Exercise brief – Copy out every line that contains "screenshot".

* START *

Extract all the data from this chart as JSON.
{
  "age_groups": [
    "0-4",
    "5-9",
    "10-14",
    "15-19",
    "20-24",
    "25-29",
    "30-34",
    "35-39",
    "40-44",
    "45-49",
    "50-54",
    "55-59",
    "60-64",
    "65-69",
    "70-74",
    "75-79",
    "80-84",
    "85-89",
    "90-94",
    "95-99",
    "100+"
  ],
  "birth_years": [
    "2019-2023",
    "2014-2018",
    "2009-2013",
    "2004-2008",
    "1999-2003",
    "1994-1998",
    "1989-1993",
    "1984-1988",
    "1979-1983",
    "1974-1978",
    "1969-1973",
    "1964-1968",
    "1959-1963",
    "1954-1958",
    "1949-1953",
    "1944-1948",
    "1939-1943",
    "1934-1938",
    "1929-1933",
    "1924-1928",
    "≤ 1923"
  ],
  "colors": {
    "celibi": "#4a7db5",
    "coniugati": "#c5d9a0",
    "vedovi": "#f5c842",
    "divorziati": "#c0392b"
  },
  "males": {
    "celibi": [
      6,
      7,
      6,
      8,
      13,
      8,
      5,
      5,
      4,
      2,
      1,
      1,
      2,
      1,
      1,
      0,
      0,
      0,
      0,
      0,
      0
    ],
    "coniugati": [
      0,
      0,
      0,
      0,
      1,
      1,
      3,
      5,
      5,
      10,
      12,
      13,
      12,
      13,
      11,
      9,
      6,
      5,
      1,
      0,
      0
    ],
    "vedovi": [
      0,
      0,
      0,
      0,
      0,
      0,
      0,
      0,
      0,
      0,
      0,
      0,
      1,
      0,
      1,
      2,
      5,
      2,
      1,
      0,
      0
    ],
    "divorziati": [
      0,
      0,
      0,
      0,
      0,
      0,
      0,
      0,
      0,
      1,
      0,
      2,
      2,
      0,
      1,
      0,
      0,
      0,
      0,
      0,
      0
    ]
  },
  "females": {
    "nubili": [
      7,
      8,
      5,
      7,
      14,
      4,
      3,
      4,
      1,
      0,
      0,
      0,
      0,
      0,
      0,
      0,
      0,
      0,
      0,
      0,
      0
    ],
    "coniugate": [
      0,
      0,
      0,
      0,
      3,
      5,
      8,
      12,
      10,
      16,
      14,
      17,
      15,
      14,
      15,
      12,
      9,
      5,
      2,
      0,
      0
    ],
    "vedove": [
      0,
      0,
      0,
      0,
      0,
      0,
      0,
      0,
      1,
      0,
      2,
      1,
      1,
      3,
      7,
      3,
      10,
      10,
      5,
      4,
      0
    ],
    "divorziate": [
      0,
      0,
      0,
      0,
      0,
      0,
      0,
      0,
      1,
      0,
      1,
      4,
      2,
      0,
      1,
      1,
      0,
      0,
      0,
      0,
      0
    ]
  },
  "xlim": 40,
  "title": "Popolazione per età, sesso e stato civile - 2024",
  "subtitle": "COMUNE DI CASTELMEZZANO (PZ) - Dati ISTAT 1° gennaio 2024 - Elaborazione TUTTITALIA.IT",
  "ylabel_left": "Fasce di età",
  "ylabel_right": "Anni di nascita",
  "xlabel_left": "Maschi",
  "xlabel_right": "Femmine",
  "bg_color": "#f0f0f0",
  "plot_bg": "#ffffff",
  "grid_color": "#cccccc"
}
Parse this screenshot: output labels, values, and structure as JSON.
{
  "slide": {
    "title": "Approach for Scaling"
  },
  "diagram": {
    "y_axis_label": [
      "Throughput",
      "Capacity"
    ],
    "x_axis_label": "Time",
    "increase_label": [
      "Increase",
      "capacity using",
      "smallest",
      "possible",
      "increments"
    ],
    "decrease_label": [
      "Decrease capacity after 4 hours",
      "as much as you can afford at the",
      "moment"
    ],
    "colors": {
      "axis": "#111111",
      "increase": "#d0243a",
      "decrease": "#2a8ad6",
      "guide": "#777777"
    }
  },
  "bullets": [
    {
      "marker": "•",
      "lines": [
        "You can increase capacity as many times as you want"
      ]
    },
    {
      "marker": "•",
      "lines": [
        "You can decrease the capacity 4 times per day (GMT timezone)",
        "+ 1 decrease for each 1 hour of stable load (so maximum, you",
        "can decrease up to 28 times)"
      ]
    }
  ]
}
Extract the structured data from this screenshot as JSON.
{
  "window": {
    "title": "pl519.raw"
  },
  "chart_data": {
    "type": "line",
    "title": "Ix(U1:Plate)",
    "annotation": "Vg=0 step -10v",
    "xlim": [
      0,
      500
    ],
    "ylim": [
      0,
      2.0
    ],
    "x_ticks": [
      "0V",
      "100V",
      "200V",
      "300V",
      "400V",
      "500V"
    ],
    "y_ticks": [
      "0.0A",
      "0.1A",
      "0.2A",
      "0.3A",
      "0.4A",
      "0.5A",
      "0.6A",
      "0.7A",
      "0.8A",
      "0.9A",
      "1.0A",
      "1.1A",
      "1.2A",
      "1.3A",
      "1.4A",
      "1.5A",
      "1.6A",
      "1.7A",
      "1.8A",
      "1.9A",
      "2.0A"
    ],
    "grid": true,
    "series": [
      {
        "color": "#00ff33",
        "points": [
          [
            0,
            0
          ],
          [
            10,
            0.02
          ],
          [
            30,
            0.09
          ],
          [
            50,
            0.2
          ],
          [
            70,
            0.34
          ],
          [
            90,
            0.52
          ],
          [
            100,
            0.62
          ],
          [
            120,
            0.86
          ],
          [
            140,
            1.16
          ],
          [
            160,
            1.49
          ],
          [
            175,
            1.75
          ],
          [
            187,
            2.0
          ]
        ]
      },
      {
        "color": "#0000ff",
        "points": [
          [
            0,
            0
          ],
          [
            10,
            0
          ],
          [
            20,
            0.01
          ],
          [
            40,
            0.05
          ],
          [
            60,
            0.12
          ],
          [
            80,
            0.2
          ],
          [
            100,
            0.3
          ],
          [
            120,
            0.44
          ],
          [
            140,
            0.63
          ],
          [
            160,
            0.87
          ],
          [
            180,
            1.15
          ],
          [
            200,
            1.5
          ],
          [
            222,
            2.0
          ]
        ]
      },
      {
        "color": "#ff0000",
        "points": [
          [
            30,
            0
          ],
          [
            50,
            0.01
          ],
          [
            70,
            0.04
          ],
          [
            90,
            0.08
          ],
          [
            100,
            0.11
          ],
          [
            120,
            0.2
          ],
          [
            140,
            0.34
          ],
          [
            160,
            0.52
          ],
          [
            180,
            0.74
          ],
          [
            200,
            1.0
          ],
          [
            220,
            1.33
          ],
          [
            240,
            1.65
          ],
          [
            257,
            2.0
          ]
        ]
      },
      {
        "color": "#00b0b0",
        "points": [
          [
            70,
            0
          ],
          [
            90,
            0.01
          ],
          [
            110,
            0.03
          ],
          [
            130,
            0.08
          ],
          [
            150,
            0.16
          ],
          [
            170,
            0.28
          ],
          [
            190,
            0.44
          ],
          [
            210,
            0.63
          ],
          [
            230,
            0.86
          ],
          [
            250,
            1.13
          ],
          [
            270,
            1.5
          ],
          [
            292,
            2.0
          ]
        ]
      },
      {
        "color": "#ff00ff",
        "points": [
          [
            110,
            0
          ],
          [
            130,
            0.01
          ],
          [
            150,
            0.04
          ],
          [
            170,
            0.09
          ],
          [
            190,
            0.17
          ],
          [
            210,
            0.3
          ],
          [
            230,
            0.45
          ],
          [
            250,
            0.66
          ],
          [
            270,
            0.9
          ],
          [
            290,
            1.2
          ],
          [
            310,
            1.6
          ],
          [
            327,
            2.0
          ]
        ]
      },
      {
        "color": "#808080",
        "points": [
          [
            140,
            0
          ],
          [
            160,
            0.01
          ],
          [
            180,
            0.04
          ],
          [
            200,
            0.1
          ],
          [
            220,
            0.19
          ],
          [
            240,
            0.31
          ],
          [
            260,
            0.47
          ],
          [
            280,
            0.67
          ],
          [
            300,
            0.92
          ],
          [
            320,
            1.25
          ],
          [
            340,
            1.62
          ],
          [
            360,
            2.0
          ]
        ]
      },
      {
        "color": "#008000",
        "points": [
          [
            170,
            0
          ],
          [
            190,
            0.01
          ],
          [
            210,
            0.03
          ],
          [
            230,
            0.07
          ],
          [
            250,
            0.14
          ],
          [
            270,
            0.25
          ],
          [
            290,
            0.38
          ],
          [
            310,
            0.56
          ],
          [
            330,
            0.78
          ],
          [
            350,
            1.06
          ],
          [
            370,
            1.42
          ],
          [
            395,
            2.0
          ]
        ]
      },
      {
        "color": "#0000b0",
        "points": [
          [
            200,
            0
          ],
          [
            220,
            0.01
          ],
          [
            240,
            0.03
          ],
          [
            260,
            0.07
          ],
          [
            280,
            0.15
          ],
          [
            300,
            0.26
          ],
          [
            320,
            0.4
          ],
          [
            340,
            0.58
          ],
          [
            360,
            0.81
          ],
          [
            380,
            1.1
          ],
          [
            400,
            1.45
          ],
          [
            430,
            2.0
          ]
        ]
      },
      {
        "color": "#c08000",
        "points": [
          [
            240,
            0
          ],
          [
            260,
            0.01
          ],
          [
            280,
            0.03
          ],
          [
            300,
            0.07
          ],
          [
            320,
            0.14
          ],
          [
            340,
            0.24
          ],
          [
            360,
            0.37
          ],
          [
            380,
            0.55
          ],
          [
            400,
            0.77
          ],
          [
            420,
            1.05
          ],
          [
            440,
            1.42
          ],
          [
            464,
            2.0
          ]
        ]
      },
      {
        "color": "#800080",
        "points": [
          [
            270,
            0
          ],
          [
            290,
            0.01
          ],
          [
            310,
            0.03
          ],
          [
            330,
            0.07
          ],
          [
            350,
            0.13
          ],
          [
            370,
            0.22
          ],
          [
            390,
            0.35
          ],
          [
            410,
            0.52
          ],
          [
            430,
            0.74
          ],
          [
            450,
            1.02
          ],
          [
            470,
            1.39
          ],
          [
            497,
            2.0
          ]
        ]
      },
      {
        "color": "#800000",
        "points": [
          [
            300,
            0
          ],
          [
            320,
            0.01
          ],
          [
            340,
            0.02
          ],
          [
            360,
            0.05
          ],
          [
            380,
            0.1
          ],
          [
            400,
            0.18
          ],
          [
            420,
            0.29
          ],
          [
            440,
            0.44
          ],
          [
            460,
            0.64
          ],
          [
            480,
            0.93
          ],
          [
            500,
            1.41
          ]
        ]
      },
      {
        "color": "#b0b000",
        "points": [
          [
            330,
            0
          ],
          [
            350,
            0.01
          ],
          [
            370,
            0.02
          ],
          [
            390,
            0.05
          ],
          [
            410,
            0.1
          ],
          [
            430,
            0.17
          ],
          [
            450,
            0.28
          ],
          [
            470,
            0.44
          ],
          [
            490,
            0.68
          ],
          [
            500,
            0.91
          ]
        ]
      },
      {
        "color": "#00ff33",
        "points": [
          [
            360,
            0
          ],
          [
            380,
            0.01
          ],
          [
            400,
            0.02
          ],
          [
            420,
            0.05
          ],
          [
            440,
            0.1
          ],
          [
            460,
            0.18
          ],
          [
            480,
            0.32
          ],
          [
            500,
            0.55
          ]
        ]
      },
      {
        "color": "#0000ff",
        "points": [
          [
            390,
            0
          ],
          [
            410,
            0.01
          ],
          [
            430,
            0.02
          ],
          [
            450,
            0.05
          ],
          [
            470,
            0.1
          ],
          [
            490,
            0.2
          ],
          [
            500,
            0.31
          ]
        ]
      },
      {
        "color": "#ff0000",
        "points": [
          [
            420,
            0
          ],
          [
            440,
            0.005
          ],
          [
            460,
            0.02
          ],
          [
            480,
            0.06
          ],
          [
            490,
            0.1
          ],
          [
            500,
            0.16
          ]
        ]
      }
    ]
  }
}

* END *

Solution for this problem –
Parse this screenshot: output labels, values, and structure as JSON.
Extract the structured data from this screenshot as JSON.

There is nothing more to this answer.